INSTRUCTION:
List every line below containing "trong".

[Dataset rows]
'''

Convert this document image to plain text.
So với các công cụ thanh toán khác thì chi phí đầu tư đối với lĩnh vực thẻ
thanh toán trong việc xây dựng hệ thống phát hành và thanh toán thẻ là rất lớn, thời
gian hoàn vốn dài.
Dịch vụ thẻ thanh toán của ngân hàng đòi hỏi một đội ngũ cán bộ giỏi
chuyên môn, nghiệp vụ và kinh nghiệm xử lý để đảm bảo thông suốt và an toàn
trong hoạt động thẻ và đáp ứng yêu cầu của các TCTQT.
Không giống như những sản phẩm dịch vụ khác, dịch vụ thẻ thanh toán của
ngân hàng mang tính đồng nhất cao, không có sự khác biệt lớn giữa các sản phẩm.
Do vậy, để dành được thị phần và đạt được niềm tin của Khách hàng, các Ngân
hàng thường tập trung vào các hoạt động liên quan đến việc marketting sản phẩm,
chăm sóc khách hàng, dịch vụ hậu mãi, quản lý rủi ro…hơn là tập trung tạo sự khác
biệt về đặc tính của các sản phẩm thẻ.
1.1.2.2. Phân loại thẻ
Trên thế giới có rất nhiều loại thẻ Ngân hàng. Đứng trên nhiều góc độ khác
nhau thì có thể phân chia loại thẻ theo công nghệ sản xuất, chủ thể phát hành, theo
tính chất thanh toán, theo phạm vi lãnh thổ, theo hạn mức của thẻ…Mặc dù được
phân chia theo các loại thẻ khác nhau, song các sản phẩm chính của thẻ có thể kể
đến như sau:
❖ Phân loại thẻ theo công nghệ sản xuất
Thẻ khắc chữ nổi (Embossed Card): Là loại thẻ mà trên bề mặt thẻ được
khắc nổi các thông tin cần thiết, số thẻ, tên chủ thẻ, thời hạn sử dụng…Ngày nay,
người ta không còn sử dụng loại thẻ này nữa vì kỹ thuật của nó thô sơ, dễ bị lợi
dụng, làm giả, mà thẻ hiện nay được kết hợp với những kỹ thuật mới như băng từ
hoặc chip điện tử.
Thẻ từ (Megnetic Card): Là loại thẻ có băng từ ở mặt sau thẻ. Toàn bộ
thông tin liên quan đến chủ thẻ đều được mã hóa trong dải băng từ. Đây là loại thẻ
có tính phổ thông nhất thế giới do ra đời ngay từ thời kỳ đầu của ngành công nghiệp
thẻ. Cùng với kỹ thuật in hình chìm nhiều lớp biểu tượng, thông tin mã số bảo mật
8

'''

EXERCISE RESULT:
thanh toán trong việc xây dựng hệ thống phát hành và thanh toán thẻ là rất lớn, thời
trong hoạt động thẻ và đáp ứng yêu cầu của các TCTQT.
thông tin liên quan đến chủ thẻ đều được mã hóa trong dải băng từ. Đây là loại thẻ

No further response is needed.